[DATA LISTING start]

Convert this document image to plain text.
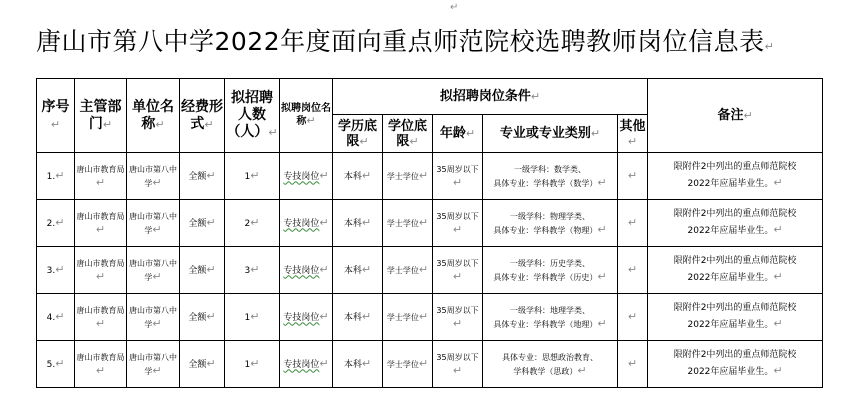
↵
唐山市第八中学2022年度面向重点师范院校选聘教师岗位信息表↵
序号↵	主管部门↵	单位名称↵	经费形式↵	拟招聘人数（人）↵	拟聘岗位名称↵	拟招聘岗位条件↵					备注↵
						学历底限↵	学位底限↵	年龄↵	专业或专业类别↵	其他↵	
1.↵	唐山市教育局↵	唐山市第八中学↵	全额↵	1↵	专技岗位↵	本科↵	学士学位↵	35周岁以下↵	一级学科：数学类、
具体专业：学科教学（数学）↵	↵	限附件2中列出的重点师范院校
2022年应届毕业生。↵
2.↵	唐山市教育局↵	唐山市第八中学↵	全额↵	2↵	专技岗位↵	本科↵	学士学位↵	35周岁以下↵	一级学科：物理学类、
具体专业：学科教学（物理）↵	↵	限附件2中列出的重点师范院校
2022年应届毕业生。↵
3.↵	唐山市教育局↵	唐山市第八中学↵	全额↵	3↵	专技岗位↵	本科↵	学士学位↵	35周岁以下↵	一级学科：历史学类、
具体专业：学科教学（历史）↵	↵	限附件2中列出的重点师范院校
2022年应届毕业生。↵
4.↵	唐山市教育局↵	唐山市第八中学↵	全额↵	1↵	专技岗位↵	本科↵	学士学位↵	35周岁以下↵	一级学科：地理学类、
具体专业：学科教学（地理）↵	↵	限附件2中列出的重点师范院校
2022年应届毕业生。↵
5.↵	唐山市教育局↵	唐山市第八中学↵	全额↵	1↵	专技岗位↵	本科↵	学士学位↵	35周岁以下↵	具体专业：思想政治教育、
学科教学（思政）↵	↵	限附件2中列出的重点师范院校
2022年应届毕业生。↵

[DATA LISTING end]

→ **WHAT THIS TASK INVOLVES**
Leaving aside the images, write out the entries above word for word.

→ **SOLVED PROBLEM**
Convert this document image to plain text.
↵
唐山市第八中学2022年度面向重点师范院校选聘教师岗位信息表↵
序号↵	主管部门↵	单位名称↵	经费形式↵	拟招聘人数（人）↵	拟聘岗位名称↵	拟招聘岗位条件↵					备注↵
						学历底限↵	学位底限↵	年龄↵	专业或专业类别↵	其他↵	
1.↵	唐山市教育局↵	唐山市第八中学↵	全额↵	1↵	专技岗位↵	本科↵	学士学位↵	35周岁以下↵	一级学科：数学类、
具体专业：学科教学（数学）↵	↵	限附件2中列出的重点师范院校
2022年应届毕业生。↵
2.↵	唐山市教育局↵	唐山市第八中学↵	全额↵	2↵	专技岗位↵	本科↵	学士学位↵	35周岁以下↵	一级学科：物理学类、
具体专业：学科教学（物理）↵	↵	限附件2中列出的重点师范院校
2022年应届毕业生。↵
3.↵	唐山市教育局↵	唐山市第八中学↵	全额↵	3↵	专技岗位↵	本科↵	学士学位↵	35周岁以下↵	一级学科：历史学类、
具体专业：学科教学（历史）↵	↵	限附件2中列出的重点师范院校
2022年应届毕业生。↵
4.↵	唐山市教育局↵	唐山市第八中学↵	全额↵	1↵	专技岗位↵	本科↵	学士学位↵	35周岁以下↵	一级学科：地理学类、
具体专业：学科教学（地理）↵	↵	限附件2中列出的重点师范院校
2022年应届毕业生。↵
5.↵	唐山市教育局↵	唐山市第八中学↵	全额↵	1↵	专技岗位↵	本科↵	学士学位↵	35周岁以下↵	具体专业：思想政治教育、
学科教学（思政）↵	↵	限附件2中列出的重点师范院校
2022年应届毕业生。↵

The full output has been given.